Without including any pictures, write out the listing below exactly.

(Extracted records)
= = = = =
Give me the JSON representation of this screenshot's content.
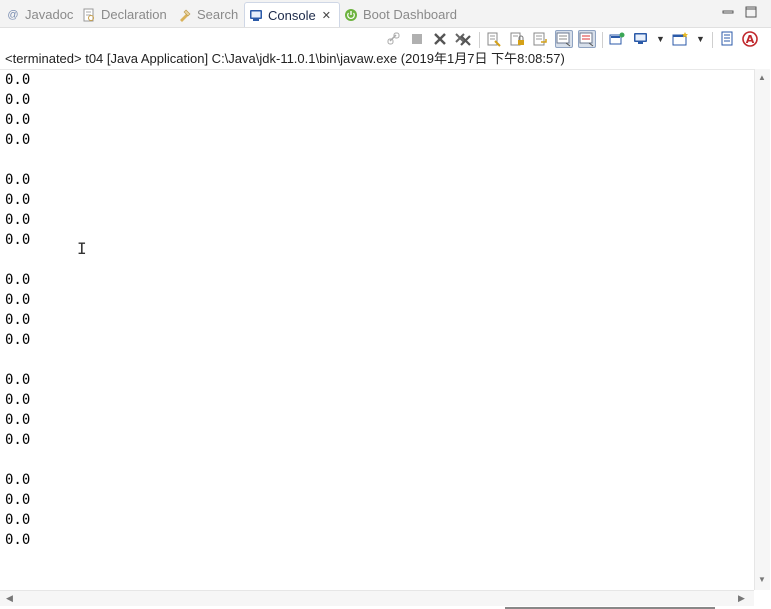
{
  "tabs": [
    {
      "label": "Javadoc",
      "icon": "at-icon",
      "active": false
    },
    {
      "label": "Declaration",
      "icon": "declaration-icon",
      "active": false
    },
    {
      "label": "Search",
      "icon": "flashlight-icon",
      "active": false
    },
    {
      "label": "Console",
      "icon": "console-icon",
      "active": true
    },
    {
      "label": "Boot Dashboard",
      "icon": "power-icon",
      "active": false
    }
  ],
  "window_controls": {
    "minimize": "minimize-icon",
    "maximize": "maximize-icon"
  },
  "toolbar": {
    "buttons": [
      "link-icon",
      "terminate-icon",
      "remove-launch-icon",
      "remove-all-icon",
      "clear-console-icon",
      "scroll-lock-icon",
      "word-wrap-icon",
      "show-on-stdout-icon",
      "show-on-stderr-icon",
      "pin-console-icon",
      "display-console-icon",
      "open-console-icon",
      "copy-icon",
      "spell-icon"
    ]
  },
  "status": "<terminated> t04 [Java Application] C:\\Java\\jdk-11.0.1\\bin\\javaw.exe (2019年1月7日 下午8:08:57)",
  "console": {
    "lines": [
      "0.0",
      "0.0",
      "0.0",
      "0.0",
      "",
      "0.0",
      "0.0",
      "0.0",
      "0.0",
      "",
      "0.0",
      "0.0",
      "0.0",
      "0.0",
      "",
      "0.0",
      "0.0",
      "0.0",
      "0.0",
      "",
      "0.0",
      "0.0",
      "0.0",
      "0.0"
    ]
  }
}
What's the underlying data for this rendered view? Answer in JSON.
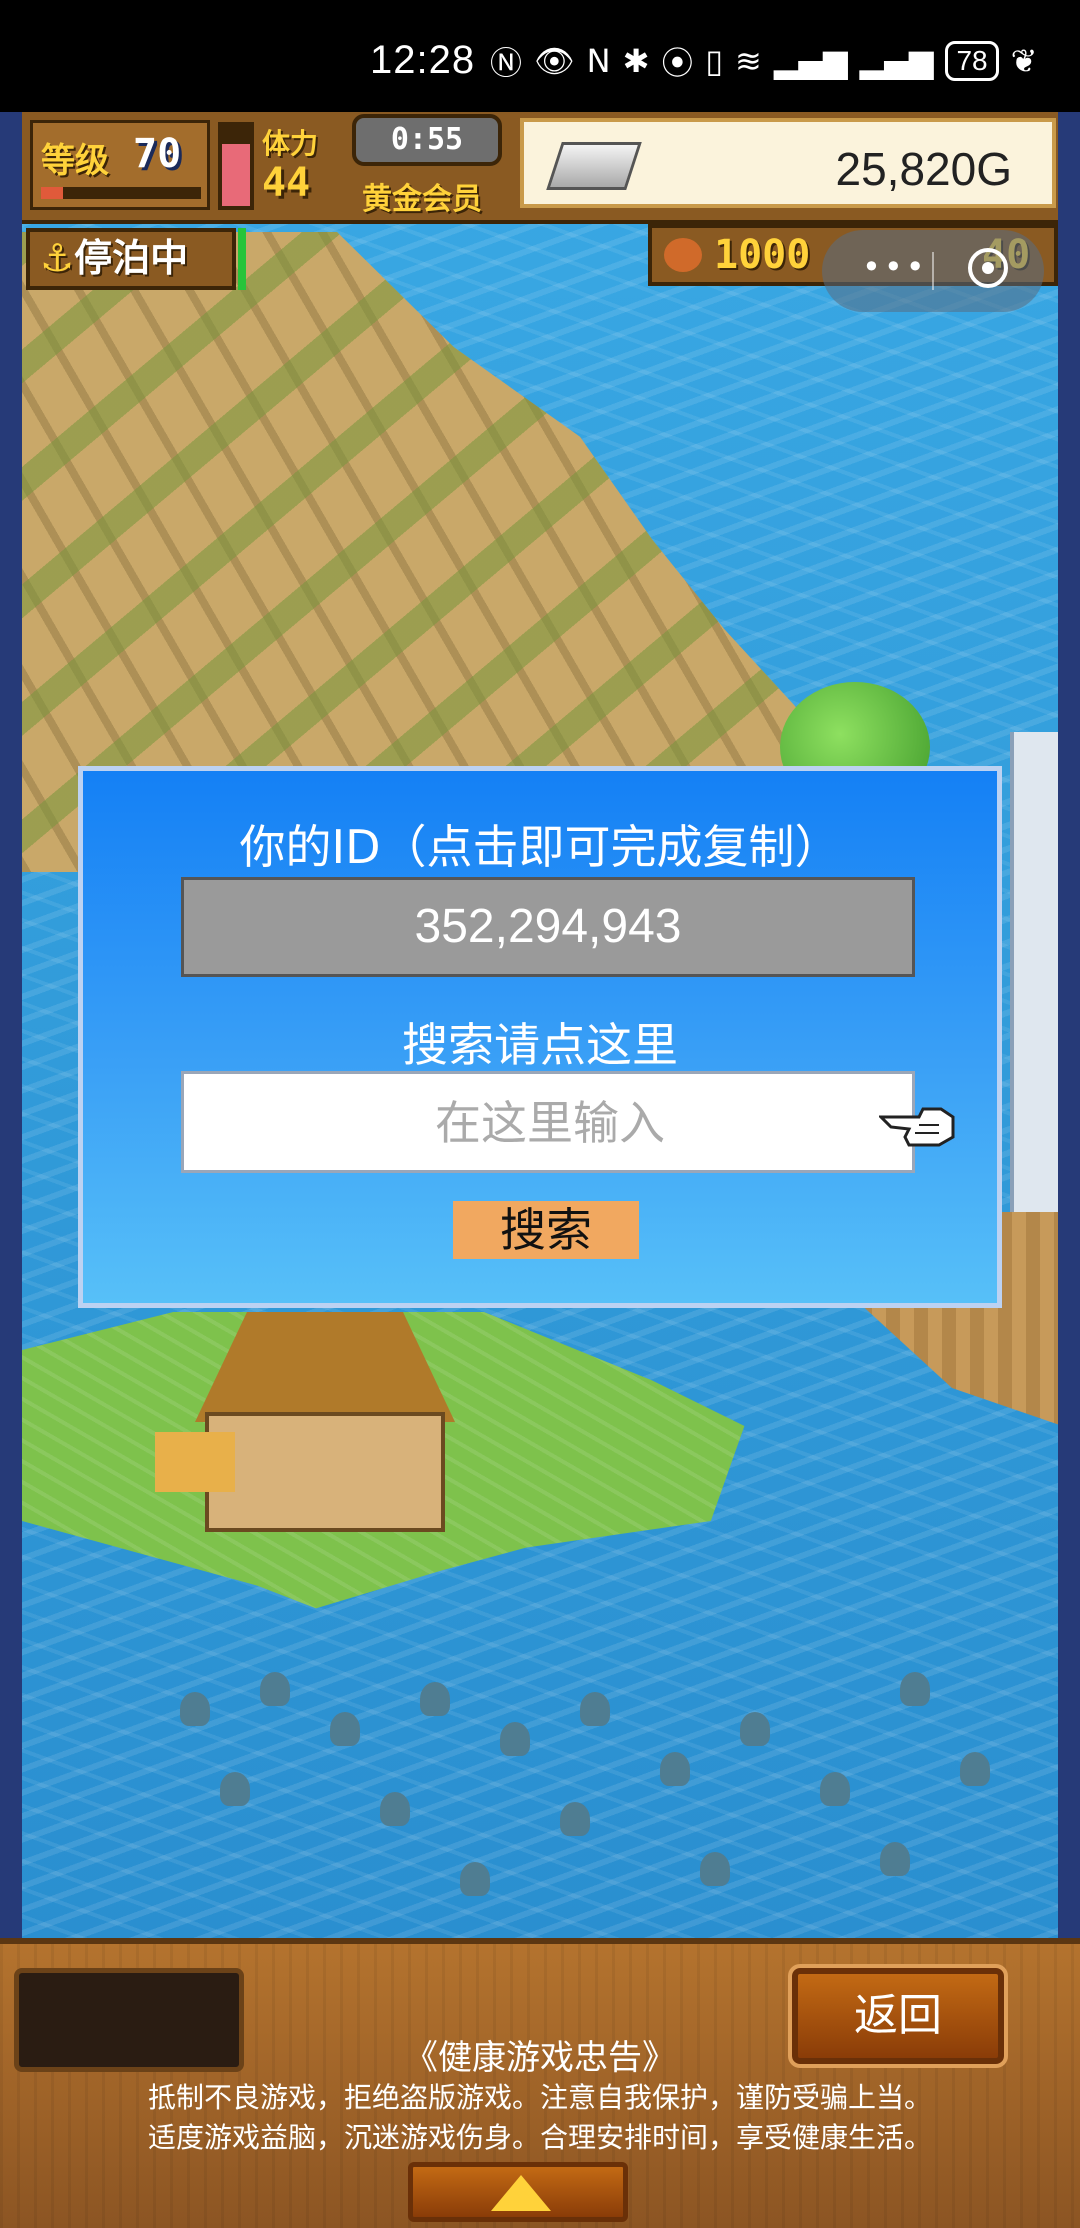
{
  "status_bar": {
    "time": "12:28",
    "battery": "78",
    "icons": [
      "nfc-icon",
      "eye-icon",
      "nfc-n-icon",
      "bluetooth-icon",
      "location-icon",
      "vibrate-icon",
      "wifi-icon",
      "signal-4g-icon",
      "signal-4g-icon",
      "battery-icon",
      "leaf-icon"
    ]
  },
  "hud": {
    "level_label": "等级",
    "level_value": "70",
    "stamina_label": "体力",
    "stamina_value": "44",
    "timer": "0:55",
    "member_label": "黄金会员",
    "gold": "25,820G",
    "anchor_status": "停泊中",
    "resource_value_1": "1000",
    "resource_value_2": "40"
  },
  "dialog": {
    "title": "你的ID（点击即可完成复制）",
    "user_id": "352,294,943",
    "search_label": "搜索请点这里",
    "search_placeholder": "在这里输入",
    "search_button": "搜索"
  },
  "bottom": {
    "back_button": "返回",
    "notice_title": "《健康游戏忠告》",
    "notice_line1": "抵制不良游戏，拒绝盗版游戏。注意自我保护，谨防受骗上当。",
    "notice_line2": "适度游戏益脑，沉迷游戏伤身。合理安排时间，享受健康生活。"
  },
  "colors": {
    "dialog_bg_top": "#1480f5",
    "dialog_bg_bottom": "#57c0f8",
    "search_button_bg": "#f1a860",
    "id_box_bg": "#9a9a9a",
    "hud_wood": "#8a5a22",
    "gold_text": "#ffd23a"
  }
}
= = = = =
[RESULT OF THIS TASK]
Give me the JSON representation of this screenshot's content.
{
  "tabs": [
    {
      "label": "Javadoc",
      "icon": "at-icon",
      "active": false
    },
    {
      "label": "Declaration",
      "icon": "declaration-icon",
      "active": false
    },
    {
      "label": "Search",
      "icon": "flashlight-icon",
      "active": false
    },
    {
      "label": "Console",
      "icon": "console-icon",
      "active": true
    },
    {
      "label": "Boot Dashboard",
      "icon": "power-icon",
      "active": false
    }
  ],
  "window_controls": {
    "minimize": "minimize-icon",
    "maximize": "maximize-icon"
  },
  "toolbar": {
    "buttons": [
      "link-icon",
      "terminate-icon",
      "remove-launch-icon",
      "remove-all-icon",
      "clear-console-icon",
      "scroll-lock-icon",
      "word-wrap-icon",
      "show-on-stdout-icon",
      "show-on-stderr-icon",
      "pin-console-icon",
      "display-console-icon",
      "open-console-icon",
      "copy-icon",
      "spell-icon"
    ]
  },
  "status": "<terminated> t04 [Java Application] C:\\Java\\jdk-11.0.1\\bin\\javaw.exe (2019年1月7日 下午8:08:57)",
  "console": {
    "lines": [
      "0.0",
      "0.0",
      "0.0",
      "0.0",
      "",
      "0.0",
      "0.0",
      "0.0",
      "0.0",
      "",
      "0.0",
      "0.0",
      "0.0",
      "0.0",
      "",
      "0.0",
      "0.0",
      "0.0",
      "0.0",
      "",
      "0.0",
      "0.0",
      "0.0",
      "0.0"
    ]
  }
}
What's the underlying data for this rendered view? Answer in JSON.
{
  "status_bar": {
    "time": "12:28",
    "battery": "78",
    "icons": [
      "nfc-icon",
      "eye-icon",
      "nfc-n-icon",
      "bluetooth-icon",
      "location-icon",
      "vibrate-icon",
      "wifi-icon",
      "signal-4g-icon",
      "signal-4g-icon",
      "battery-icon",
      "leaf-icon"
    ]
  },
  "hud": {
    "level_label": "等级",
    "level_value": "70",
    "stamina_label": "体力",
    "stamina_value": "44",
    "timer": "0:55",
    "member_label": "黄金会员",
    "gold": "25,820G",
    "anchor_status": "停泊中",
    "resource_value_1": "1000",
    "resource_value_2": "40"
  },
  "dialog": {
    "title": "你的ID（点击即可完成复制）",
    "user_id": "352,294,943",
    "search_label": "搜索请点这里",
    "search_placeholder": "在这里输入",
    "search_button": "搜索"
  },
  "bottom": {
    "back_button": "返回",
    "notice_title": "《健康游戏忠告》",
    "notice_line1": "抵制不良游戏，拒绝盗版游戏。注意自我保护，谨防受骗上当。",
    "notice_line2": "适度游戏益脑，沉迷游戏伤身。合理安排时间，享受健康生活。"
  },
  "colors": {
    "dialog_bg_top": "#1480f5",
    "dialog_bg_bottom": "#57c0f8",
    "search_button_bg": "#f1a860",
    "id_box_bg": "#9a9a9a",
    "hud_wood": "#8a5a22",
    "gold_text": "#ffd23a"
  }
}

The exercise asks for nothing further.